--- START OF DATA SUPPLIED ---

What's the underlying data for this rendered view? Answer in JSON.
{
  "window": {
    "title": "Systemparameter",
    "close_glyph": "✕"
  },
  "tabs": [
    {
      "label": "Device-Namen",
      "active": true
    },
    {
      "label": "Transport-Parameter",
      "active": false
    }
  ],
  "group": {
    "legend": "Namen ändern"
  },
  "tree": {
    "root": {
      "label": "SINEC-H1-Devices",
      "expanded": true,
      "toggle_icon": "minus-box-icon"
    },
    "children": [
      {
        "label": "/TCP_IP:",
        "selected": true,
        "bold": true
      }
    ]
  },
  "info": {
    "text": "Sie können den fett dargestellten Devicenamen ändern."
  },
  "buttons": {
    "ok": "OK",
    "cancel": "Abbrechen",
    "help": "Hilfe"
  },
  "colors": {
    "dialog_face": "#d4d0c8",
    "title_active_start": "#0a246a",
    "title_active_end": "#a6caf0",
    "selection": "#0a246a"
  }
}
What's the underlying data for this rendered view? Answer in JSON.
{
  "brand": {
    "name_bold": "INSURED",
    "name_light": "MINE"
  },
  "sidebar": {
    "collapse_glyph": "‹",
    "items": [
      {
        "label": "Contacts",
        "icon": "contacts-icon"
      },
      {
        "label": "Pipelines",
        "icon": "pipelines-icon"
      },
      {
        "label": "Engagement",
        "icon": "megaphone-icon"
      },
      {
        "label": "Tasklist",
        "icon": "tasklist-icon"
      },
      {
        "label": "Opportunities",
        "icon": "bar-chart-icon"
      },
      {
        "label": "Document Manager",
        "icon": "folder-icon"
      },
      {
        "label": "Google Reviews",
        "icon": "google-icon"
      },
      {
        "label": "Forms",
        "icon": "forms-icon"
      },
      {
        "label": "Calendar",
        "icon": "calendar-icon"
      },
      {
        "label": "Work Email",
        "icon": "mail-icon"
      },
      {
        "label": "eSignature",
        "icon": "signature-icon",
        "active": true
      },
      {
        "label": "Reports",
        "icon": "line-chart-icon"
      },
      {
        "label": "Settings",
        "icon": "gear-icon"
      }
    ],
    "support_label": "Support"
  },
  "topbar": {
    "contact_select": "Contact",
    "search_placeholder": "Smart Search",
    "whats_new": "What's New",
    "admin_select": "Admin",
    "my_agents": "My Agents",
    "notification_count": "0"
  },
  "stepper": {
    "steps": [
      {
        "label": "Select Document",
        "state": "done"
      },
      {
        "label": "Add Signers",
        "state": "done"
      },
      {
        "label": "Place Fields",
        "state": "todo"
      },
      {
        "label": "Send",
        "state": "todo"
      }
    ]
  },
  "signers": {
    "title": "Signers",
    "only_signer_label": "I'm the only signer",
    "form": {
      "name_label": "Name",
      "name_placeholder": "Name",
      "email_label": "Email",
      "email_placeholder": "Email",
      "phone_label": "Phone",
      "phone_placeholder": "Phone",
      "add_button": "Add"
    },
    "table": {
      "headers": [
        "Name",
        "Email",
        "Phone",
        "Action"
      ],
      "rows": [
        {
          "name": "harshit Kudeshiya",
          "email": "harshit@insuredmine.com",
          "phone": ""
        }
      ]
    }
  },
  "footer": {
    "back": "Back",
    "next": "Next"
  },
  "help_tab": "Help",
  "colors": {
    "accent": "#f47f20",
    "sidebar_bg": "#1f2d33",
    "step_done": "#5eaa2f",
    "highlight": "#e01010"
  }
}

--- END OF DATA SUPPLIED ---

THE PROBLEM
Repeat all the entries exactly as given.

RESULT OF THE EXERCISE
What's the underlying data for this rendered view? Answer in JSON.
{
  "window": {
    "title": "Systemparameter",
    "close_glyph": "✕"
  },
  "tabs": [
    {
      "label": "Device-Namen",
      "active": true
    },
    {
      "label": "Transport-Parameter",
      "active": false
    }
  ],
  "group": {
    "legend": "Namen ändern"
  },
  "tree": {
    "root": {
      "label": "SINEC-H1-Devices",
      "expanded": true,
      "toggle_icon": "minus-box-icon"
    },
    "children": [
      {
        "label": "/TCP_IP:",
        "selected": true,
        "bold": true
      }
    ]
  },
  "info": {
    "text": "Sie können den fett dargestellten Devicenamen ändern."
  },
  "buttons": {
    "ok": "OK",
    "cancel": "Abbrechen",
    "help": "Hilfe"
  },
  "colors": {
    "dialog_face": "#d4d0c8",
    "title_active_start": "#0a246a",
    "title_active_end": "#a6caf0",
    "selection": "#0a246a"
  }
}
What's the underlying data for this rendered view? Answer in JSON.
{
  "brand": {
    "name_bold": "INSURED",
    "name_light": "MINE"
  },
  "sidebar": {
    "collapse_glyph": "‹",
    "items": [
      {
        "label": "Contacts",
        "icon": "contacts-icon"
      },
      {
        "label": "Pipelines",
        "icon": "pipelines-icon"
      },
      {
        "label": "Engagement",
        "icon": "megaphone-icon"
      },
      {
        "label": "Tasklist",
        "icon": "tasklist-icon"
      },
      {
        "label": "Opportunities",
        "icon": "bar-chart-icon"
      },
      {
        "label": "Document Manager",
        "icon": "folder-icon"
      },
      {
        "label": "Google Reviews",
        "icon": "google-icon"
      },
      {
        "label": "Forms",
        "icon": "forms-icon"
      },
      {
        "label": "Calendar",
        "icon": "calendar-icon"
      },
      {
        "label": "Work Email",
        "icon": "mail-icon"
      },
      {
        "label": "eSignature",
        "icon": "signature-icon",
        "active": true
      },
      {
        "label": "Reports",
        "icon": "line-chart-icon"
      },
      {
        "label": "Settings",
        "icon": "gear-icon"
      }
    ],
    "support_label": "Support"
  },
  "topbar": {
    "contact_select": "Contact",
    "search_placeholder": "Smart Search",
    "whats_new": "What's New",
    "admin_select": "Admin",
    "my_agents": "My Agents",
    "notification_count": "0"
  },
  "stepper": {
    "steps": [
      {
        "label": "Select Document",
        "state": "done"
      },
      {
        "label": "Add Signers",
        "state": "done"
      },
      {
        "label": "Place Fields",
        "state": "todo"
      },
      {
        "label": "Send",
        "state": "todo"
      }
    ]
  },
  "signers": {
    "title": "Signers",
    "only_signer_label": "I'm the only signer",
    "form": {
      "name_label": "Name",
      "name_placeholder": "Name",
      "email_label": "Email",
      "email_placeholder": "Email",
      "phone_label": "Phone",
      "phone_placeholder": "Phone",
      "add_button": "Add"
    },
    "table": {
      "headers": [
        "Name",
        "Email",
        "Phone",
        "Action"
      ],
      "rows": [
        {
          "name": "harshit Kudeshiya",
          "email": "harshit@insuredmine.com",
          "phone": ""
        }
      ]
    }
  },
  "footer": {
    "back": "Back",
    "next": "Next"
  },
  "help_tab": "Help",
  "colors": {
    "accent": "#f47f20",
    "sidebar_bg": "#1f2d33",
    "step_done": "#5eaa2f",
    "highlight": "#e01010"
  }
}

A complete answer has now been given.